What you need to do: Copy each line that holds "solicită".

[Dataset entries]
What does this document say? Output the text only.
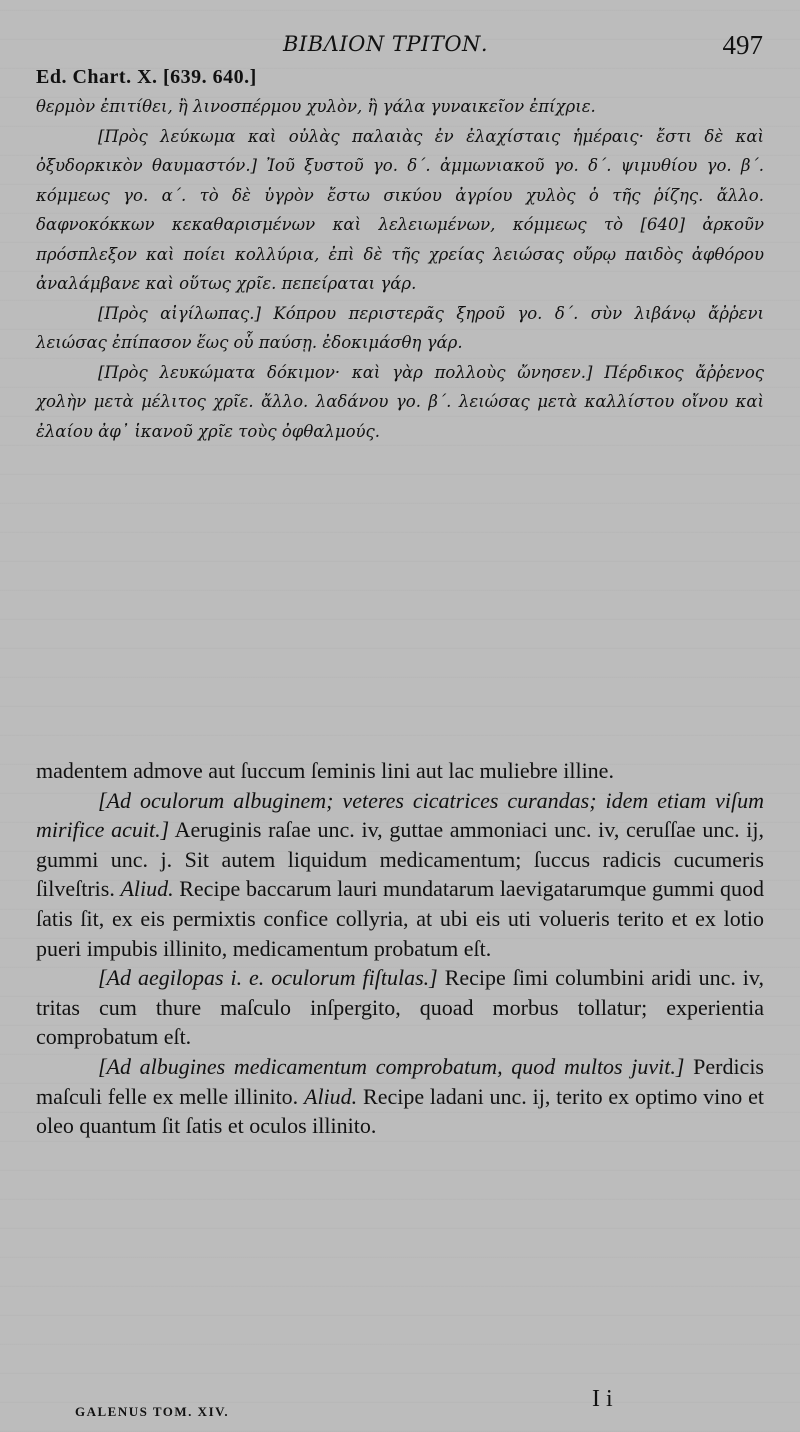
ΒΙΒΛΙΟΝ ΤΡΙΤΟΝ.	497
Ed. Chart. X. [639. 640.]

θερμὸν ἐπιτίθει, ἢ λινοσπέρμου χυλὸν, ἢ γάλα γυναικεῖον ἐπίχριε.

[Πρὸς λεύκωμα καὶ οὐλὰς παλαιὰς ἐν ἐλαχίσταις ἡμέραις· ἔστι δὲ καὶ ὀξυδορκικὸν θαυμαστόν.] Ἰοῦ ξυστοῦ γο. δ΄. ἀμμωνιακοῦ γο. δ΄. ψιμυθίου γο. β΄. κόμμεως γο. α΄. τὸ δὲ ὑγρὸν ἔστω σικύου ἀγρίου χυλὸς ὁ τῆς ῥίζης. ἄλλο. δαφνοκόκκων κεκαθαρισμένων καὶ λελειωμένων, κόμμεως τὸ [640] ἀρκοῦν πρόσπλεξον καὶ ποίει κολλύρια, ἐπὶ δὲ τῆς χρείας λειώσας οὔρῳ παιδὸς ἀφθόρου ἀναλάμβανε καὶ οὕτως χρῖε. πεπείραται γάρ.

[Πρὸς αἰγίλωπας.] Κόπρου περιστερᾶς ξηροῦ γο. δ΄. σὺν λιβάνῳ ἄῤῥενι λειώσας ἐπίπασον ἕως οὗ παύσῃ. ἐδοκιμάσθη γάρ.

[Πρὸς λευκώματα δόκιμον· καὶ γὰρ πολλοὺς ὤνησεν.] Πέρδικος ἄῤῥενος χολὴν μετὰ μέλιτος χρῖε. ἄλλο. λαδάνου γο. β΄. λειώσας μετὰ καλλίστου οἴνου καὶ ἐλαίου ἀφ᾽ ἱκανοῦ χρῖε τοὺς ὀφθαλμούς.

madentem admove aut ſuccum ſeminis lini aut lac muliebre illine.

[Ad oculorum albuginem; veteres cicatrices curandas; idem etiam viſum mirifice acuit.] Aeruginis raſae unc. iv, guttae ammoniaci unc. iv, ceruſſae unc. ij, gummi unc. j. Sit autem liquidum medicamentum; ſuccus radicis cucumeris ſilveſtris. Aliud. Recipe baccarum lauri mundatarum laevigatarumque gummi quod ſatis ſit, ex eis permixtis confice collyria, at ubi eis uti volueris terito et ex lotio pueri impubis illinito, medicamentum probatum eſt.

[Ad aegilopas i. e. oculorum fiſtulas.] Recipe ſimi columbini aridi unc. iv, tritas cum thure maſculo inſpergito, quoad morbus tollatur; experientia comprobatum eſt.

[Ad albugines medicamentum comprobatum, quod multos juvit.] Perdicis maſculi felle ex melle illinito. Aliud. Recipe ladani unc. ij, terito ex optimo vino et oleo quantum ſit ſatis et oculos illinito.

GALENUS TOM. XIV.	I i
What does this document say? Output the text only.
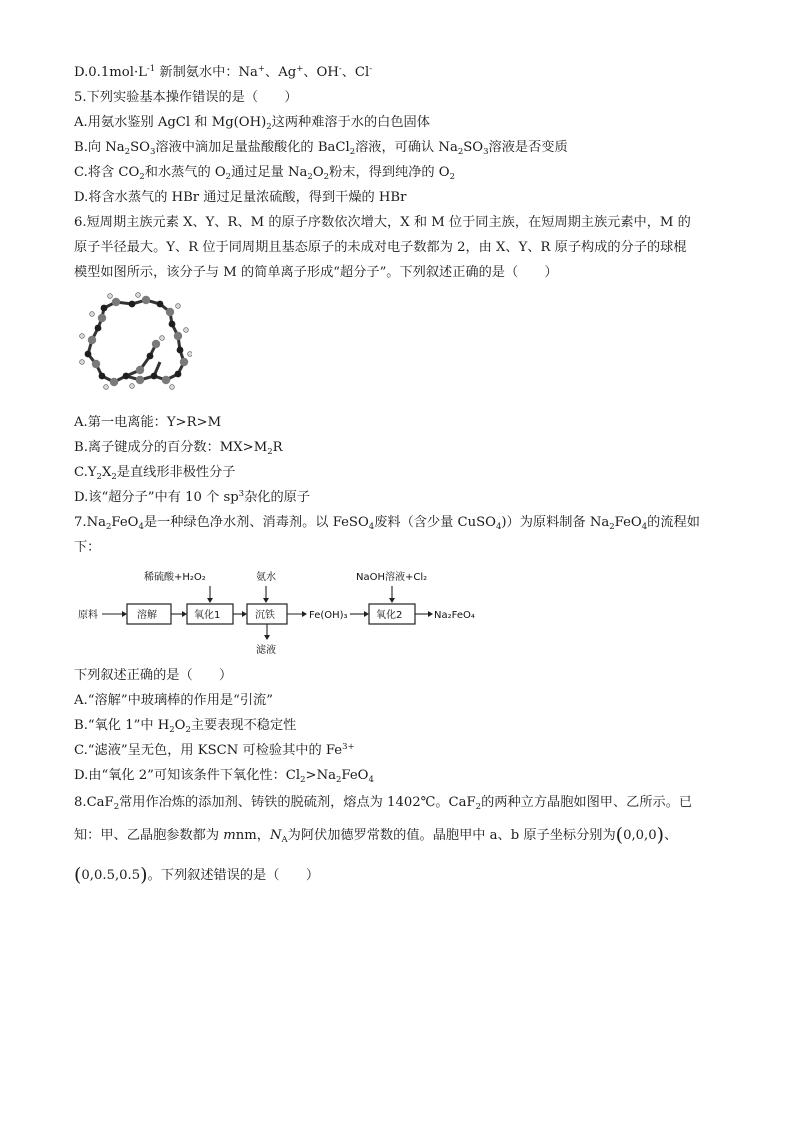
$D.0.1mol\cdot L^{-1}$ 新制氨水中：Na+、Ag+、OH-、Cl-
5.下列实验基本操作错误的是（　　）
A.用氨水鉴别 AgCl 和 $Mg(OH)_2$这两种难溶于水的白色固体
B.向 $Na_2SO_3$溶液中滴加足量盐酸酸化的 BaCl$_2$溶液，可确认 $Na_2SO_3$溶液是否变质
C.将含 $CO_2$和水蒸气的 $O_2$通过足量 $Na_2O_2$粉末，得到纯净的 $O_2$
D.将含水蒸气的 HBr 通过足量浓硫酸，得到干燥的 HBr
6.短周期主族元素 X、Y、R、M 的原子序数依次增大，X 和 M 位于同主族，在短周期主族元素中，M 的
原子半径最大。Y、R 位于同周期且基态原子的未成对电子数都为 2，由 X、Y、R 原子构成的分子的球棍
模型如图所示，该分子与 M 的简单离子形成“超分子”。下列叙述正确的是（　　）
A.第一电离能：Y>R>M
B.离子键成分的百分数：$MX>M_2R$
$C.Y_2X_2$是直线形非极性分子
D.该“超分子”中有 10 个 $sp^3$杂化的原子
$7.Na_2FeO_4$是一种绿色净水剂、消毒剂。以 FeSO$_4$废料（含少量 CuSO$_4$)）为原料制备 $Na_2FeO_4$的流程如
下：
稀硫酸+H₂O₂	氨水	NaOH溶液+Cl₂
原料	溶解	氧化1	沉铁	Fe(OH)₃	氧化2	Na₂FeO₄
滤液
下列叙述正确的是（　　）
A.“溶解”中玻璃棒的作用是“引流”
B.“氧化 1”中 $H_2O_2$主要表现不稳定性
C.“滤液”呈无色，用 KSCN 可检验其中的 $Fe^{3+}$
D.由“氧化 2”可知该条件下氧化性：$Cl_2>Na_2FeO_4$
8.CaF$_2$常用作冶炼的添加剂、铸铁的脱硫剂，熔点为 1402℃。CaF$_2$的两种立方晶胞如图甲、乙所示。已
知：甲、乙晶胞参数都为 mnm，$N_A$为阿伏加德罗常数的值。晶胞甲中 a、b 原子坐标分别为(0,0,0)、
(0,0.5,0.5)。下列叙述错误的是（　　）
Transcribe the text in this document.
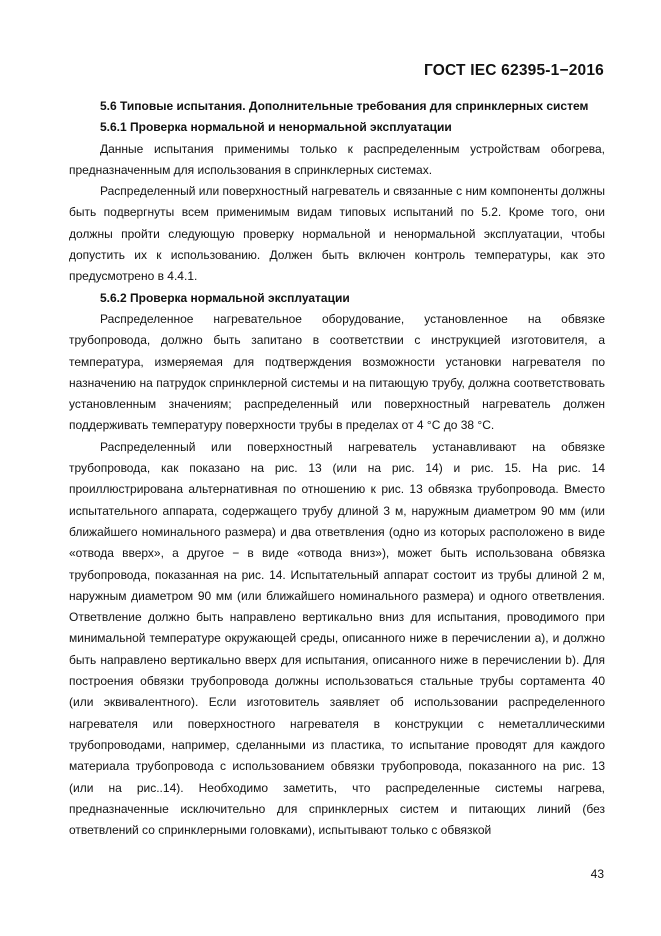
ГОСТ IEC 62395-1−2016

5.6 Типовые испытания. Дополнительные требования для спринклерных систем

5.6.1 Проверка нормальной и ненормальной эксплуатации

Данные испытания применимы только к распределенным устройствам обогрева, предназначенным для использования в спринклерных системах.

Распределенный или поверхностный нагреватель и связанные с ним компоненты должны быть подвергнуты всем применимым видам типовых испытаний по 5.2. Кроме того, они должны пройти следующую проверку нормальной и ненормальной эксплуатации, чтобы допустить их к использованию. Должен быть включен контроль температуры, как это предусмотрено в 4.4.1.

5.6.2 Проверка нормальной эксплуатации

Распределенное нагревательное оборудование, установленное на обвязке трубопровода, должно быть запитано в соответствии с инструкцией изготовителя, а температура, измеряемая для подтверждения возможности установки нагревателя по назначению на патрудок спринклерной системы и на питающую трубу, должна соответствовать установленным значениям; распределенный или поверхностный нагреватель должен поддерживать температуру поверхности трубы в пределах от 4 °С до 38 °С.

Распределенный или поверхностный нагреватель устанавливают на обвязке трубопровода, как показано на рис. 13 (или на рис. 14) и рис. 15. На рис. 14 проиллюстрирована альтернативная по отношению к рис. 13 обвязка трубопровода. Вместо испытательного аппарата, содержащего трубу длиной 3 м, наружным диаметром 90 мм (или ближайшего номинального размера) и два ответвления (одно из которых расположено в виде «отвода вверх», а другое − в виде «отвода вниз»), может быть использована обвязка трубопровода, показанная на рис. 14. Испытательный аппарат состоит из трубы длиной 2 м, наружным диаметром 90 мм (или ближайшего номинального размера) и одного ответвления. Ответвление должно быть направлено вертикально вниз для испытания, проводимого при минимальной температуре окружающей среды, описанного ниже в перечислении a), и должно быть направлено вертикально вверх для испытания, описанного ниже в перечислении b). Для построения обвязки трубопровода должны использоваться стальные трубы сортамента 40 (или эквивалентного). Если изготовитель заявляет об использовании распределенного нагревателя или поверхностного нагревателя в конструкции с неметаллическими трубопроводами, например, сделанными из пластика, то испытание проводят для каждого материала трубопровода с использованием обвязки трубопровода, показанного на рис. 13 (или на рис..14). Необходимо заметить, что распределенные системы нагрева, предназначенные исключительно для спринклерных систем и питающих линий (без ответвлений со спринклерными головками), испытывают только с обвязкой

43
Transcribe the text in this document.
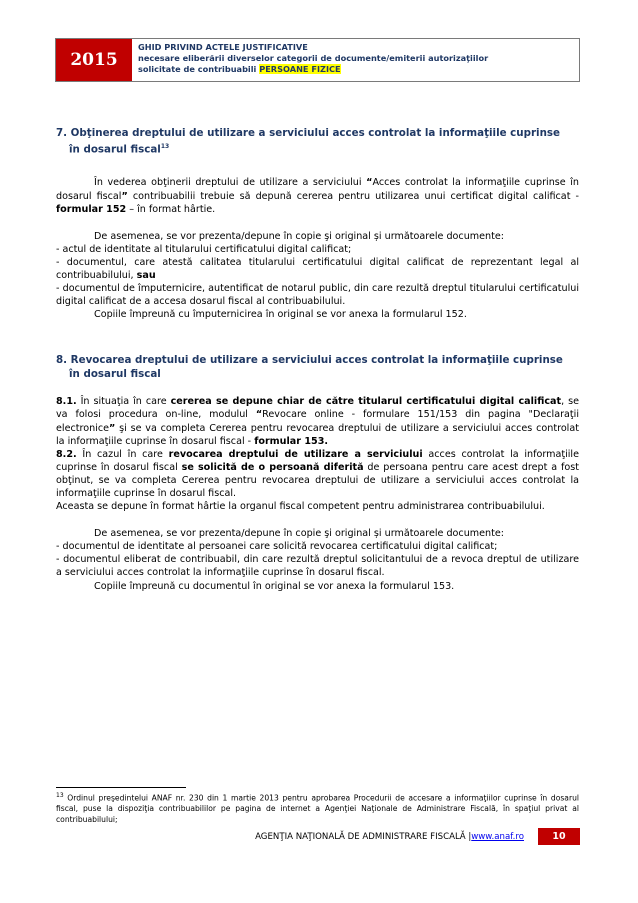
2015
GHID PRIVIND ACTELE JUSTIFICATIVE
necesare eliberării diverselor categorii de documente/emiterii autorizaţiilor
solicitate de contribuabili PERSOANE FIZICE
7. Obţinerea dreptului de utilizare a serviciului acces controlat la informaţiile cuprinse
în dosarul fiscal$^{13}$

În vederea obţinerii dreptului de utilizare a serviciului “Acces controlat la informaţiile cuprinse în dosarul fiscal” contribuabilii trebuie să depună cererea pentru utilizarea unui certificat digital calificat - formular 152 – în format hârtie.

De asemenea, se vor prezenta/depune în copie şi original și următoarele documente:

- actul de identitate al titularului certificatului digital calificat;

- documentul, care atestă calitatea titularului certificatului digital calificat de reprezentant legal al contribuabilului, sau

- documentul de împuternicire, autentificat de notarul public, din care rezultă dreptul titularului certificatului digital calificat de a accesa dosarul fiscal al contribuabilului.

Copiile împreună cu împuternicirea în original se vor anexa la formularul 152.

8. Revocarea dreptului de utilizare a serviciului acces controlat la informaţiile cuprinse
în dosarul fiscal

8.1. În situaţia în care cererea se depune chiar de către titularul certificatului digital calificat, se va folosi procedura on-line, modulul “Revocare online - formulare 151/153 din pagina "Declaraţii electronice” şi se va completa Cererea pentru revocarea dreptului de utilizare a serviciului acces controlat la informaţiile cuprinse în dosarul fiscal - formular 153.

8.2. În cazul în care revocarea dreptului de utilizare a serviciului acces controlat la informaţiile cuprinse în dosarul fiscal se solicită de o persoană diferită de persoana pentru care acest drept a fost obţinut, se va completa Cererea pentru revocarea dreptului de utilizare a serviciului acces controlat la informaţiile cuprinse în dosarul fiscal.

Aceasta se depune în format hârtie la organul fiscal competent pentru administrarea contribuabilului.

De asemenea, se vor prezenta/depune în copie şi original și următoarele documente:

- documentul de identitate al persoanei care solicită revocarea certificatului digital calificat;

- documentul eliberat de contribuabil, din care rezultă dreptul solicitantului de a revoca dreptul de utilizare a serviciului acces controlat la informaţiile cuprinse în dosarul fiscal.

Copiile împreună cu documentul în original se vor anexa la formularul 153.

$^{13}$ Ordinul preşedintelui ANAF nr. 230 din 1 martie 2013 pentru aprobarea Procedurii de accesare a informaţiilor cuprinse în dosarul fiscal, puse la dispoziţia contribuabililor pe pagina de internet a Agenţiei Naţionale de Administrare Fiscală, în spaţiul privat al contribuabilului;
AGENŢIA NAŢIONALĂ DE ADMINISTRARE FISCALĂ | www.anaf.ro	10
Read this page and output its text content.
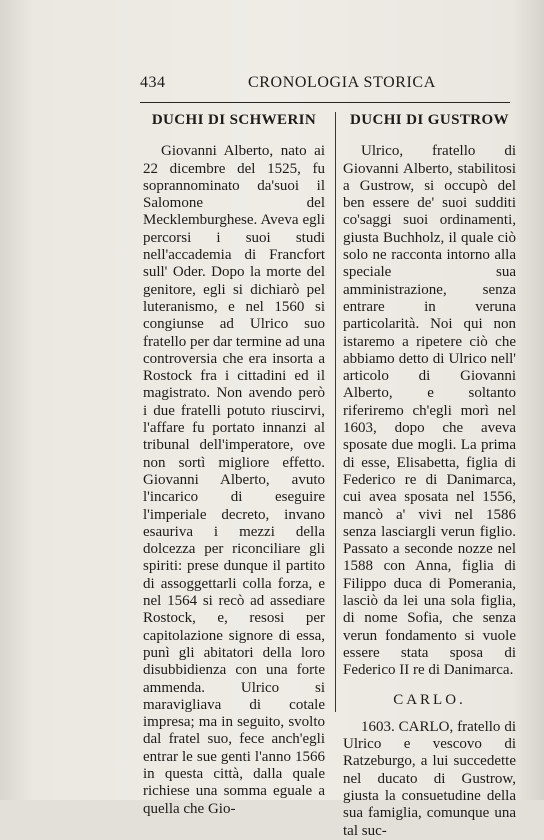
434	CRONOLOGIA STORICA
DUCHI DI SCHWERIN

Giovanni Alberto, nato ai 22 dicembre del 1525, fu soprannominato da'suoi il Salomone del Mecklemburghese. Aveva egli percorsi i suoi studi nell'accademia di Francfort sull' Oder. Dopo la morte del genitore, egli si dichiarò pel luteranismo, e nel 1560 si congiunse ad Ulrico suo fratello per dar termine ad una controversia che era insorta a Rostock fra i cittadini ed il magistrato. Non avendo però i due fratelli potuto riuscirvi, l'affare fu portato innanzi al tribunal dell'imperatore, ove non sortì migliore effetto. Giovanni Alberto, avuto l'incarico di eseguire l'imperiale decreto, invano esauriva i mezzi della dolcezza per riconciliare gli spiriti: prese dunque il partito di assoggettarli colla forza, e nel 1564 si recò ad assediare Rostock, e, resosi per capitolazione signore di essa, punì gli abitatori della loro disubbidienza con una forte ammenda. Ulrico si maravigliava di cotale impresa; ma in seguito, svolto dal fratel suo, fece anch'egli entrar le sue genti l'anno 1566 in questa città, dalla quale richiese una somma eguale a quella che Gio-

DUCHI DI GUSTROW

Ulrico, fratello di Giovanni Alberto, stabilitosi a Gustrow, si occupò del ben essere de' suoi sudditi co'saggi suoi ordinamenti, giusta Buchholz, il quale ciò solo ne racconta intorno alla speciale sua amministrazione, senza entrare in veruna particolarità. Noi qui non istaremo a ripetere ciò che abbiamo detto di Ulrico nell' articolo di Giovanni Alberto, e soltanto riferiremo ch'egli morì nel 1603, dopo che aveva sposate due mogli. La prima di esse, Elisabetta, figlia di Federico re di Danimarca, cui avea sposata nel 1556, mancò a' vivi nel 1586 senza lasciargli verun figlio. Passato a seconde nozze nel 1588 con Anna, figlia di Filippo duca di Pomerania, lasciò da lei una sola figlia, di nome Sofia, che senza verun fondamento si vuole essere stata sposa di Federico II re di Danimarca.

CARLO.

1603. CARLO, fratello di Ulrico e vescovo di Ratzeburgo, a lui succedette nel ducato di Gustrow, giusta la consuetudine della sua famiglia, comunque una tal suc-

Correct output:
8.2. În cazul în care revocarea dreptului de utilizare a serviciului acces controlat la informaţiile cuprinse în dosarul fiscal se solicită de o persoană diferită de persoana pentru care acest drept a fost obţinut, se va completa Cererea pentru revocarea dreptului de utilizare a serviciului acces controlat la informaţiile cuprinse în dosarul fiscal.
- documentul de identitate al persoanei care solicită revocarea certificatului digital calificat;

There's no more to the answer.